GOAL OF THE EXERCISE >> Express the stretch from the line containing "bar-chart: ✓ Yes" through the line containing "side-panel-icon[interactable]: ■ <box>1158" as a JSON list of strings, with one string per line and blank lines omitted.

Layout annotation data:
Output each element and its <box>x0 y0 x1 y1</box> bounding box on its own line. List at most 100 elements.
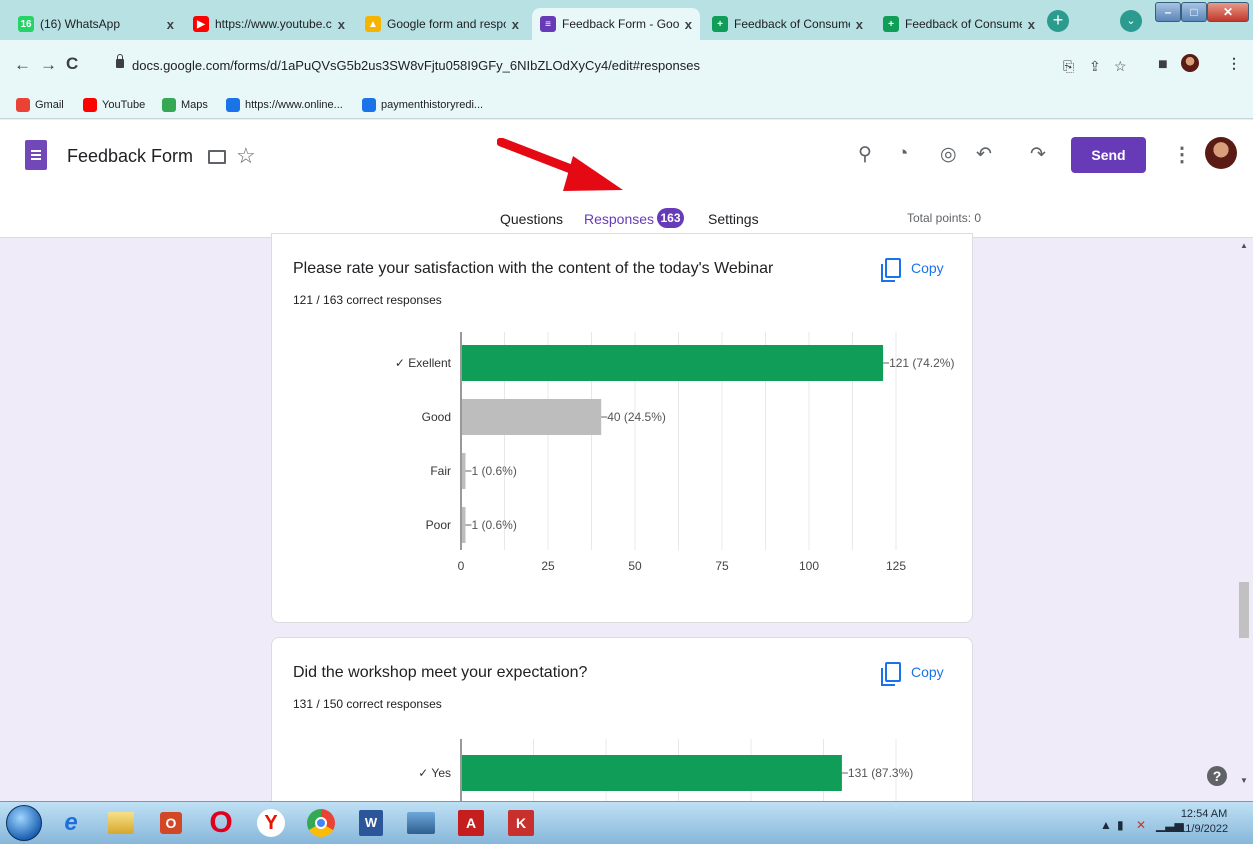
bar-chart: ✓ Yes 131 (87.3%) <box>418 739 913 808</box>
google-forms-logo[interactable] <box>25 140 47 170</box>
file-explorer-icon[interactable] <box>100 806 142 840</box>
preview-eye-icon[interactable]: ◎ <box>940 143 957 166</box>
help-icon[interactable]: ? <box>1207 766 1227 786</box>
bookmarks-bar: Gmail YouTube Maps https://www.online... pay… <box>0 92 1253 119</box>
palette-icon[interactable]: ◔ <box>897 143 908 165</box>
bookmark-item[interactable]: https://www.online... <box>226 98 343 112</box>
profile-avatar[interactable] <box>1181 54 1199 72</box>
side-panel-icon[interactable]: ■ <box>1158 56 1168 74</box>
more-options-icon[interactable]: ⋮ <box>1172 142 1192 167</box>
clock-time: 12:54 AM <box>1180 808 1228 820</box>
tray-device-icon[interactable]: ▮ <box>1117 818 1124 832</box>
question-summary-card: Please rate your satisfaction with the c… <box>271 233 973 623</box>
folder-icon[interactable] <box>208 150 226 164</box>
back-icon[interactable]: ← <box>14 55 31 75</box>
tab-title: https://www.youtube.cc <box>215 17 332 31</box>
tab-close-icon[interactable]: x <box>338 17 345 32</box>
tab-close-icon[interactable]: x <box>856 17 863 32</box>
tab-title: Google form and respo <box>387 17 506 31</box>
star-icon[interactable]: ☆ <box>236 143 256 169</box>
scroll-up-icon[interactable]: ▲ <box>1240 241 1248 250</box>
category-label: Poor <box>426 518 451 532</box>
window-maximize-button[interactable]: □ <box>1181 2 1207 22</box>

FINAL RESULT >>
[
  "bar-chart: ✓ Yes 131 (87.3%) <box>418 739 913 808</box>",
  "google-forms-logo[interactable] <box>25 140 47 170</box>",
  "file-explorer-icon[interactable] <box>100 806 142 840</box>",
  "preview-eye-icon[interactable]: ◎ <box>940 143 957 166</box>",
  "help-icon[interactable]: ? <box>1207 766 1227 786</box>",
  "bookmarks-bar: Gmail YouTube Maps https://www.online... pay… <box>0 92 1253 119</box>",
  "palette-icon[interactable]: ◔ <box>897 143 908 165</box>",
  "bookmark-item[interactable]: https://www.online... <box>226 98 343 112</box>",
  "profile-avatar[interactable] <box>1181 54 1199 72</box>",
  "side-panel-icon[interactable]: ■ <box>1158 56 1168 74</box>"
]